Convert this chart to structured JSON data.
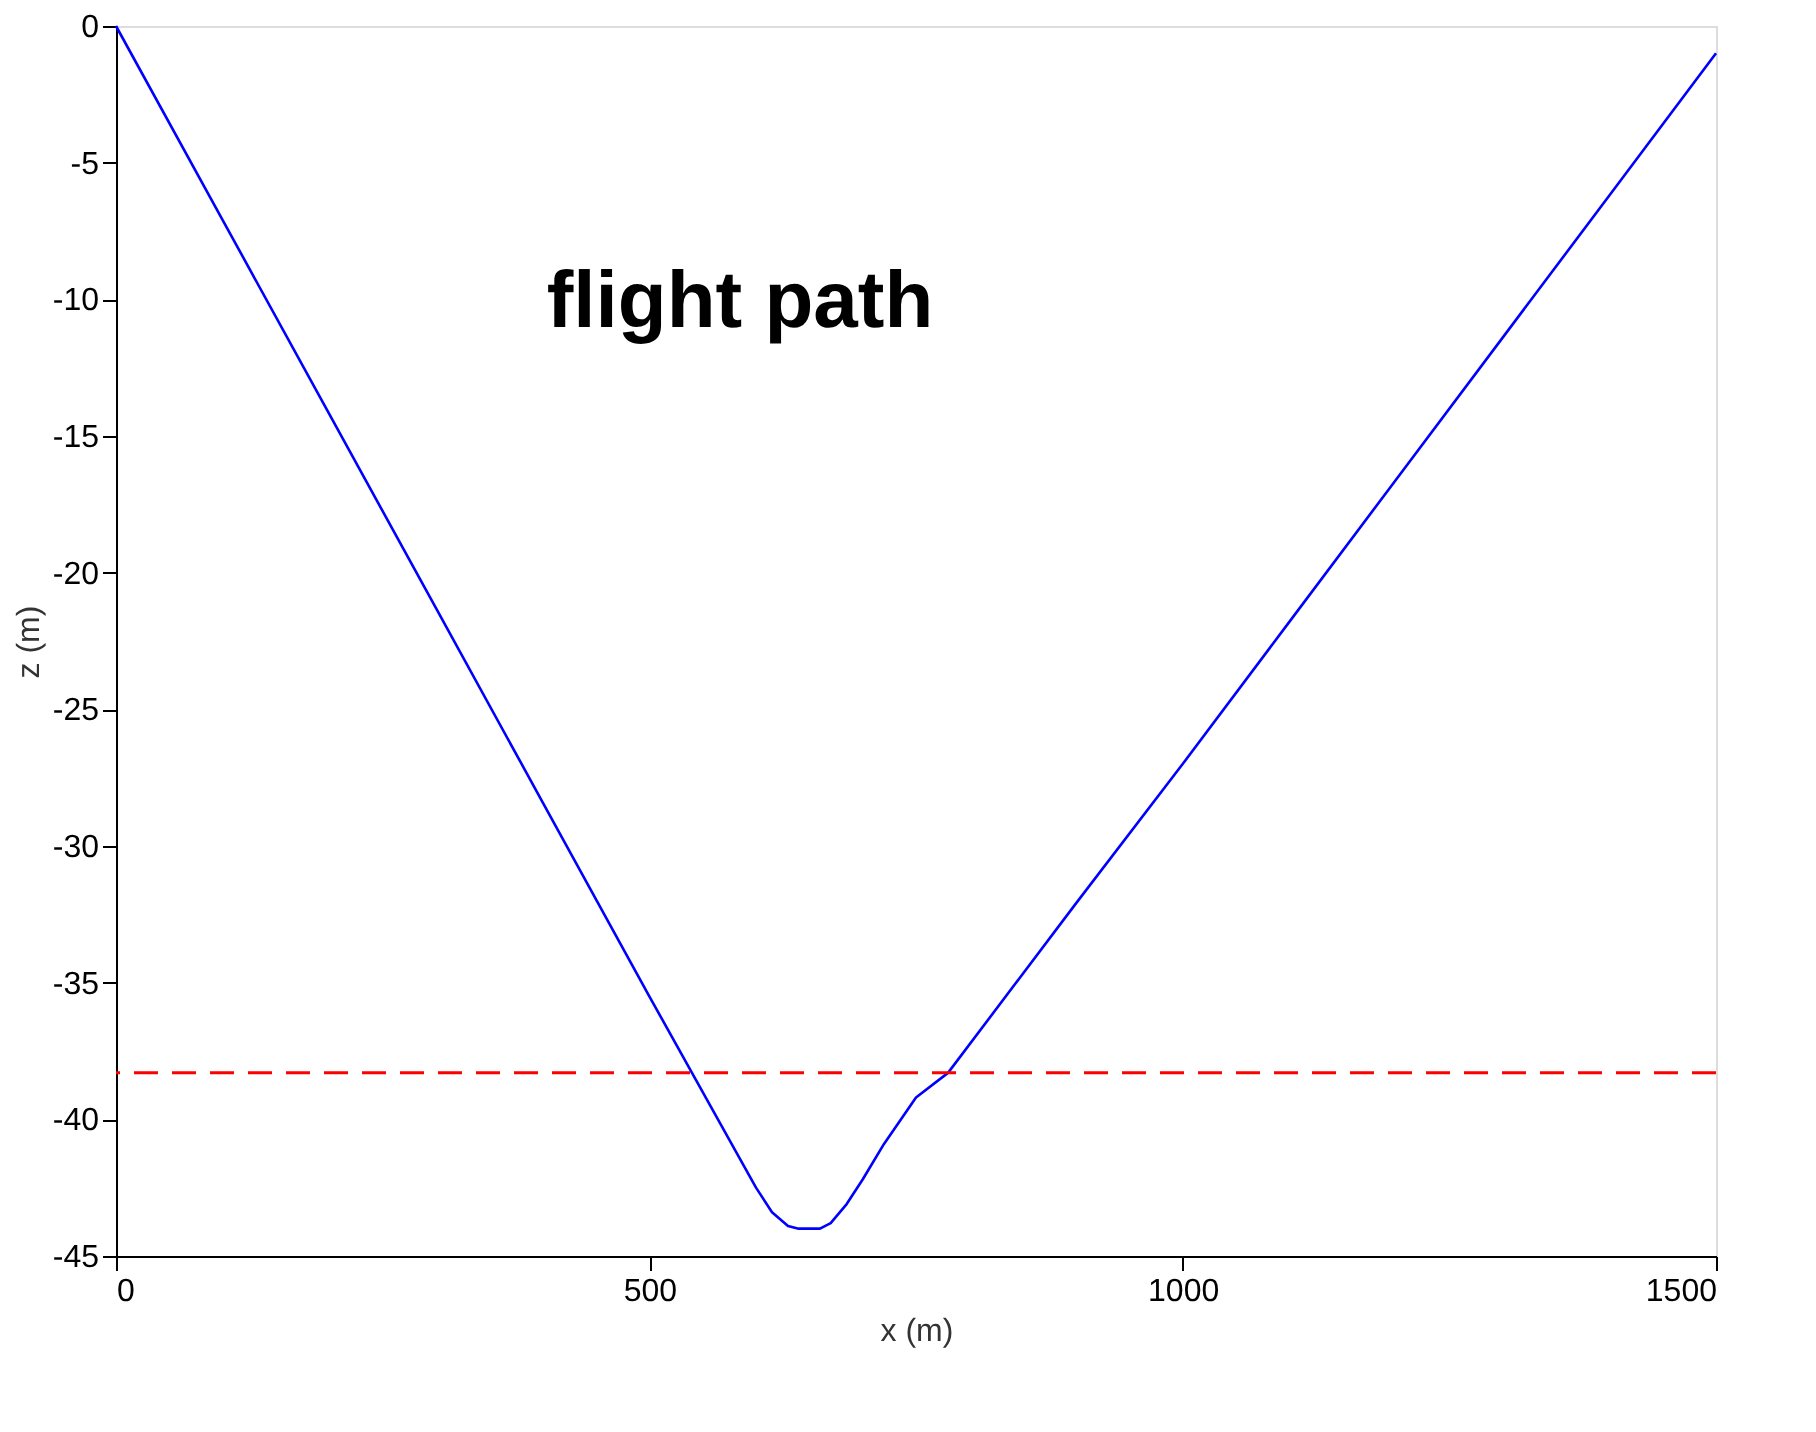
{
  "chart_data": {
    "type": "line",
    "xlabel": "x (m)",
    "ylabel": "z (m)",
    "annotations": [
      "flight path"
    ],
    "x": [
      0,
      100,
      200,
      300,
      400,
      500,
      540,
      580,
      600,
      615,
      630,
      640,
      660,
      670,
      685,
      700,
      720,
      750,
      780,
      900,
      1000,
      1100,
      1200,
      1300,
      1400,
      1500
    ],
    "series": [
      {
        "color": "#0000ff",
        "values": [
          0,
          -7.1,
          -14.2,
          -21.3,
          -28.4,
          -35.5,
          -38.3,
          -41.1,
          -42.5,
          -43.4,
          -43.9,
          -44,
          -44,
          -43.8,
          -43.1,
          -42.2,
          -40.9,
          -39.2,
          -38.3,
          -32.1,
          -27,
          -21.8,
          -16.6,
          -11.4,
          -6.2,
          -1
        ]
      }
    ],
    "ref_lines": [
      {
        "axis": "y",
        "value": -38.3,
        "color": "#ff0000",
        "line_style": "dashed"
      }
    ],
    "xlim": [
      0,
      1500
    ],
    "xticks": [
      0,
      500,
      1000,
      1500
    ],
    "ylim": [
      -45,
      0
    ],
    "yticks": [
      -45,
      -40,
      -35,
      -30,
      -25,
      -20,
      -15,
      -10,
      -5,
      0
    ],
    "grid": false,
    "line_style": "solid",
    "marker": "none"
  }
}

...

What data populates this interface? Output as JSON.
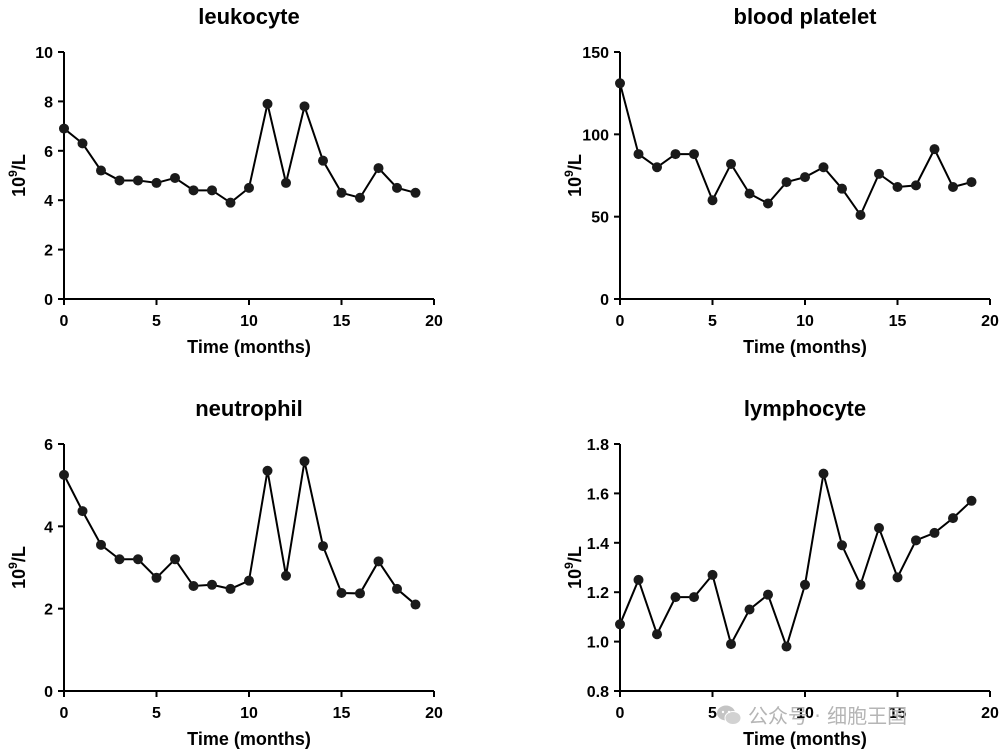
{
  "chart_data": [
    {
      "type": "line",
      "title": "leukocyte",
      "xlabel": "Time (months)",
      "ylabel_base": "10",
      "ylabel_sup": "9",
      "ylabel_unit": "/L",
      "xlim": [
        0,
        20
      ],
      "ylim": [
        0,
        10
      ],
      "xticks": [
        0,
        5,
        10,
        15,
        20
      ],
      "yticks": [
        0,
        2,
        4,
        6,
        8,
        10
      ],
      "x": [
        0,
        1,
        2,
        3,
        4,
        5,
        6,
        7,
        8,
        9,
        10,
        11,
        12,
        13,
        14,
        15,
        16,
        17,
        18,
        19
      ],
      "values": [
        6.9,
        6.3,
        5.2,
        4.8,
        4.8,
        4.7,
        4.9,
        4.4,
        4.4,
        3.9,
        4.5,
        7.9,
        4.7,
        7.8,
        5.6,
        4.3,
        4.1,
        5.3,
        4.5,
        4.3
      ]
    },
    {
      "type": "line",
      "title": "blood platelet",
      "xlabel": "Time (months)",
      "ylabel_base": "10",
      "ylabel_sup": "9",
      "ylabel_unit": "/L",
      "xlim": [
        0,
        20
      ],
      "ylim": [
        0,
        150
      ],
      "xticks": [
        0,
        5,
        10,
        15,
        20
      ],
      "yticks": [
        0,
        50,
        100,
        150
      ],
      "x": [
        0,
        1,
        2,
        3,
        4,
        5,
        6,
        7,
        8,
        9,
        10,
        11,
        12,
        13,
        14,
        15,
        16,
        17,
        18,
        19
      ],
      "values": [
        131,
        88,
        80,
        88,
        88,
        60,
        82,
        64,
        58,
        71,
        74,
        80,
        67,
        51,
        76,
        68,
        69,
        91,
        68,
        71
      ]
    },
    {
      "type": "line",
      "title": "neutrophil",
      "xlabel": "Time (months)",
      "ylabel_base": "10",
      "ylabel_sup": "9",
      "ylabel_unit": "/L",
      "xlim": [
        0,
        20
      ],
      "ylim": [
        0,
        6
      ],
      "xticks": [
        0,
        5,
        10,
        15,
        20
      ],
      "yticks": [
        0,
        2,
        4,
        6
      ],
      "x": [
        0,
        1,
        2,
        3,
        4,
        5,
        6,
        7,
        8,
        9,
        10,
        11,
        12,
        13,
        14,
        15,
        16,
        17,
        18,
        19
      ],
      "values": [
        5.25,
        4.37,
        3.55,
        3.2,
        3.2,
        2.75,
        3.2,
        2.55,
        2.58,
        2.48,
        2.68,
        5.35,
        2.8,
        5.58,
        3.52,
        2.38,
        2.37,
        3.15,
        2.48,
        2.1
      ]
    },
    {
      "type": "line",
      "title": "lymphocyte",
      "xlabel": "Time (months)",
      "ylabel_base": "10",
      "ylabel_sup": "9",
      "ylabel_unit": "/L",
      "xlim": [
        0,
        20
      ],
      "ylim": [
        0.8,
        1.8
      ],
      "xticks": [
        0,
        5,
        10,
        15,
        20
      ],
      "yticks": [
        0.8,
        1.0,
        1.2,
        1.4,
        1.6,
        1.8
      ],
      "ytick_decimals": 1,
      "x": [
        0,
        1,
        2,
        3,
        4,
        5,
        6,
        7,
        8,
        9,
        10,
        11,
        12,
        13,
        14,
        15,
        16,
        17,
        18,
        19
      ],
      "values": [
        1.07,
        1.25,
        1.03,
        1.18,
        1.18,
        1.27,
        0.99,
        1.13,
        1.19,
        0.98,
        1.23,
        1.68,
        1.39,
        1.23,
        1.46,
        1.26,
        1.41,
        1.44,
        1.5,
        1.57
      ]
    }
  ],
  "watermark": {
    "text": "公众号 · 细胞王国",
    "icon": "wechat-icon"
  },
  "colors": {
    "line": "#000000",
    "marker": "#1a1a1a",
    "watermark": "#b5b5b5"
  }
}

## Given request
Copy in full each line that holds the word "JSON".

## Written solution
Convert this chart to structured JSON data.
What data populates this interface? Output as JSON.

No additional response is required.